## WHAT YOU NEED TO DO
Identify the lines in the data below that contain "Indikatoren" and give only how many there are.
___ SUPPLIED MATERIAL ___
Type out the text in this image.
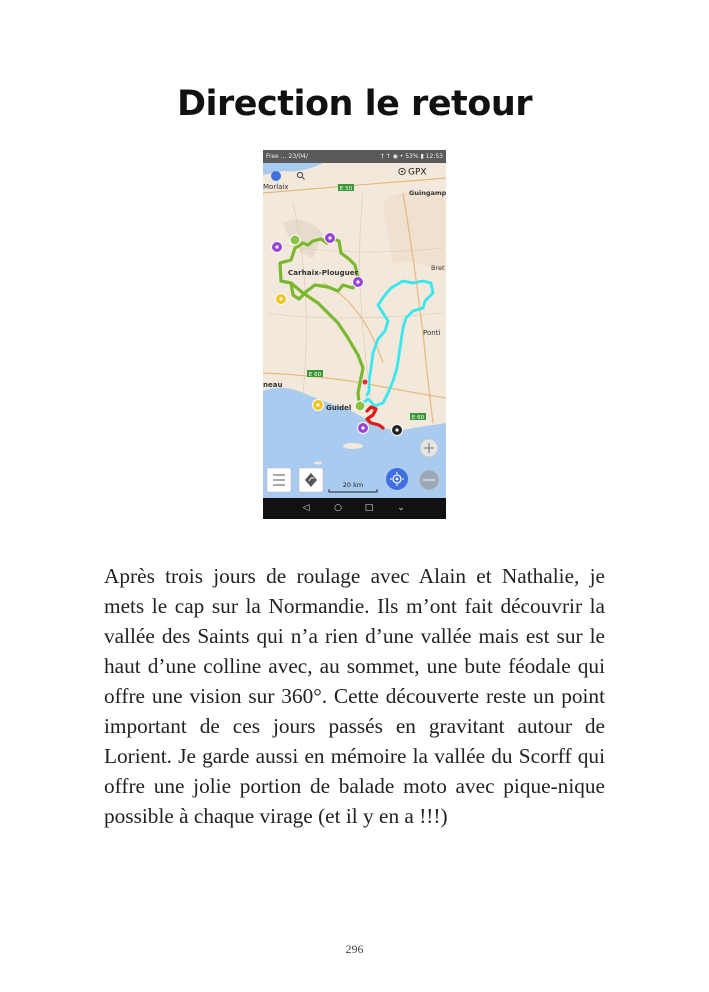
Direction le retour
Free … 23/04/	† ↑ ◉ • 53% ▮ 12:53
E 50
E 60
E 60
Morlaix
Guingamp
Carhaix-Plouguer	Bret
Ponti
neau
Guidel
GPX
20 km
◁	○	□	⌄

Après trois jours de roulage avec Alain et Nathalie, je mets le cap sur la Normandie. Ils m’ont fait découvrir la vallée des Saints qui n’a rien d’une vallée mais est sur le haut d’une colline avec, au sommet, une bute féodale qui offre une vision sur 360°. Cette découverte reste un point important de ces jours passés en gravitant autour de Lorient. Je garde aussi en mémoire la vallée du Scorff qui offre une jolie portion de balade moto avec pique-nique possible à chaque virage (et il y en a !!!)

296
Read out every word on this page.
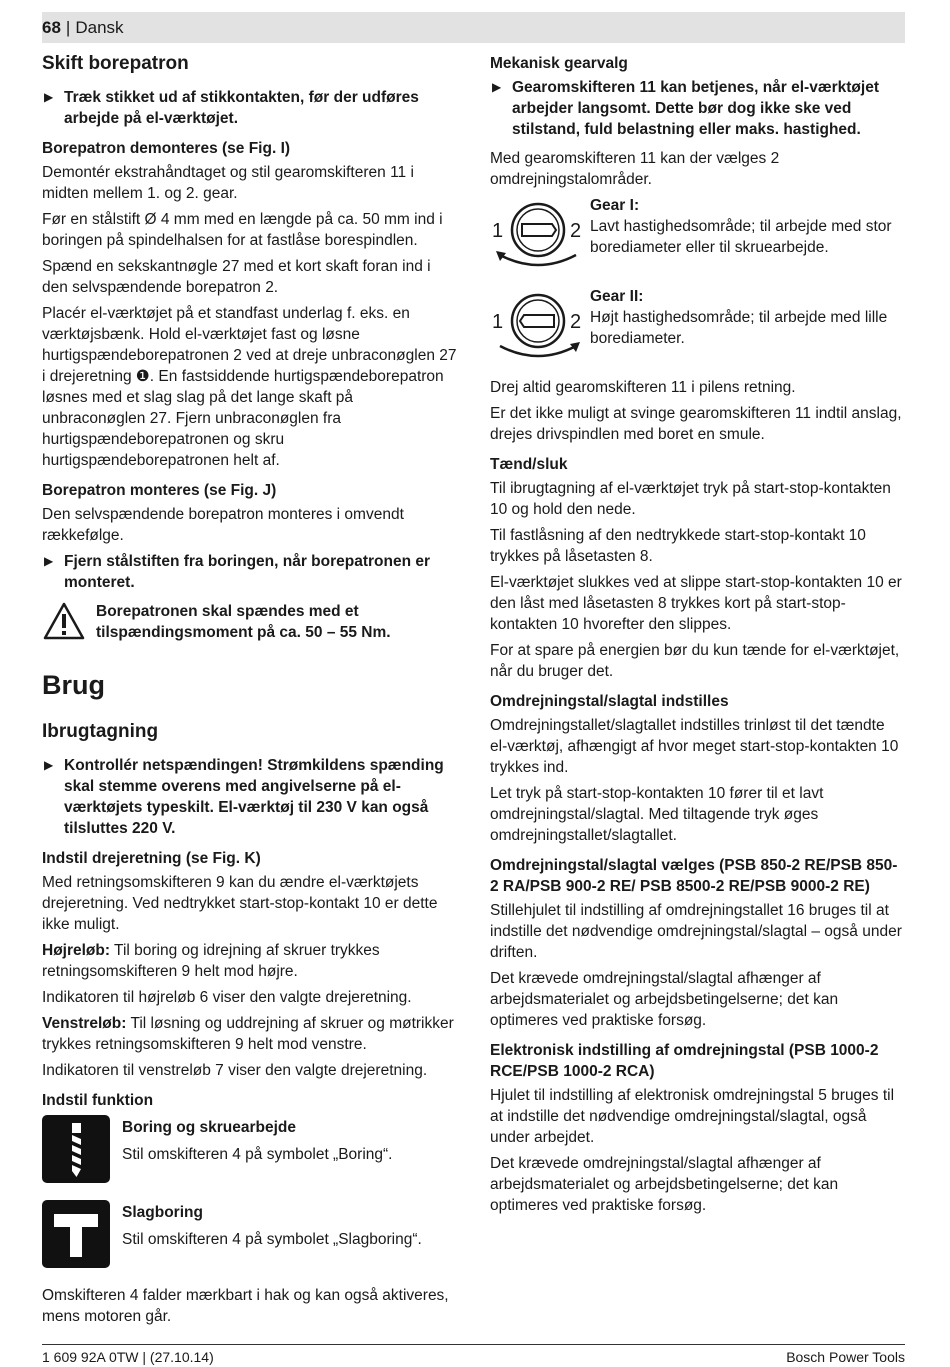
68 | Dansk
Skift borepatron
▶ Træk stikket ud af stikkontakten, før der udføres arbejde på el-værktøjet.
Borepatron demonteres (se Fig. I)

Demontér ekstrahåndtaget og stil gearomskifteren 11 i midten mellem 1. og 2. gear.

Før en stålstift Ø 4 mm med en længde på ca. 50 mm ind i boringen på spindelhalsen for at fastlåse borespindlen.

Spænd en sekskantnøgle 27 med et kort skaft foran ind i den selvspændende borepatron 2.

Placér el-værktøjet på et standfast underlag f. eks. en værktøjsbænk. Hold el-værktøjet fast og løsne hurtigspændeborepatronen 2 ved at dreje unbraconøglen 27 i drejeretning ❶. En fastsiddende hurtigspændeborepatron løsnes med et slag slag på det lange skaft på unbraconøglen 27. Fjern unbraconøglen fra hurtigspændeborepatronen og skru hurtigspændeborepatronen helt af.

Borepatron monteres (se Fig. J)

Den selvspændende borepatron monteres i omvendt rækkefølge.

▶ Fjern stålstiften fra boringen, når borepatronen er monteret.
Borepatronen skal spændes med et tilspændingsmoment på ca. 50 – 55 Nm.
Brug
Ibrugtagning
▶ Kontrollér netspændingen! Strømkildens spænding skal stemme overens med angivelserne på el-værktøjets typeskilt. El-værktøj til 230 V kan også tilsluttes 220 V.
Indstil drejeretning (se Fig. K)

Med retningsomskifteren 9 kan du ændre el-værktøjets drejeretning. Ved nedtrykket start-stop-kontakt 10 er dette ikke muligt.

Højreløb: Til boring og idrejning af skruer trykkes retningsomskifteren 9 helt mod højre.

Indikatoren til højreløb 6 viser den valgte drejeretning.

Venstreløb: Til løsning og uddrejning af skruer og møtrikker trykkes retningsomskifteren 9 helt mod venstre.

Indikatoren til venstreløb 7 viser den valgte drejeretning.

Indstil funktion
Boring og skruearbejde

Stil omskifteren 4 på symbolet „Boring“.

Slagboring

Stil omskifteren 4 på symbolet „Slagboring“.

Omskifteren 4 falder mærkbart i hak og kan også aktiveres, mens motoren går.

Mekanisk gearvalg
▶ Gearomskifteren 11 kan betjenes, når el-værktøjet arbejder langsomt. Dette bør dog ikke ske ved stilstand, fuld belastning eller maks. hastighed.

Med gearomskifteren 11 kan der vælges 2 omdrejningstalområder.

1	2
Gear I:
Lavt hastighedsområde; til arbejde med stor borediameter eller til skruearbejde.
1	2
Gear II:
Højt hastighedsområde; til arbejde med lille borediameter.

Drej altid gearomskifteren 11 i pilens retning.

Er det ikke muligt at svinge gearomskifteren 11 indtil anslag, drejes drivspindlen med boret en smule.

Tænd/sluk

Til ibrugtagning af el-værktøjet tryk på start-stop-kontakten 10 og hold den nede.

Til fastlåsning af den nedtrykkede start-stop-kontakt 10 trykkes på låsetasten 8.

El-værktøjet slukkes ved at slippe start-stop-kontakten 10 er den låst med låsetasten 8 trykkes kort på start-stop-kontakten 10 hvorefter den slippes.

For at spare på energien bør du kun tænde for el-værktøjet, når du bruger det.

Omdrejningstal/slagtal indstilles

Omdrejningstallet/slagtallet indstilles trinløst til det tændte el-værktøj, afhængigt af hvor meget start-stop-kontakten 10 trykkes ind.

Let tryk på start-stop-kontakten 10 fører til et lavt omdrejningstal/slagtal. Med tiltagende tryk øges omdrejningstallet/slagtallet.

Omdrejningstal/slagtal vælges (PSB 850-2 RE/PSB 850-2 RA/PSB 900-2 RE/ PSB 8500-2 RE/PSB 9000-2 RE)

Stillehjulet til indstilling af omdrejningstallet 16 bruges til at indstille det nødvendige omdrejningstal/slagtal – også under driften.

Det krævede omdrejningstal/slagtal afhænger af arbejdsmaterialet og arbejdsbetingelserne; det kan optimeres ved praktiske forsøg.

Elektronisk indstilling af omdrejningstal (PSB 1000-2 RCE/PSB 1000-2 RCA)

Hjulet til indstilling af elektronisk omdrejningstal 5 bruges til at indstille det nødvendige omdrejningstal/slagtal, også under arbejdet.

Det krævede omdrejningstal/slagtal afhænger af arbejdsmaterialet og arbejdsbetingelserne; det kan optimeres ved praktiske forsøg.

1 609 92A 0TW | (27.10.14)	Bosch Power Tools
___
## FULL SOLUTION
2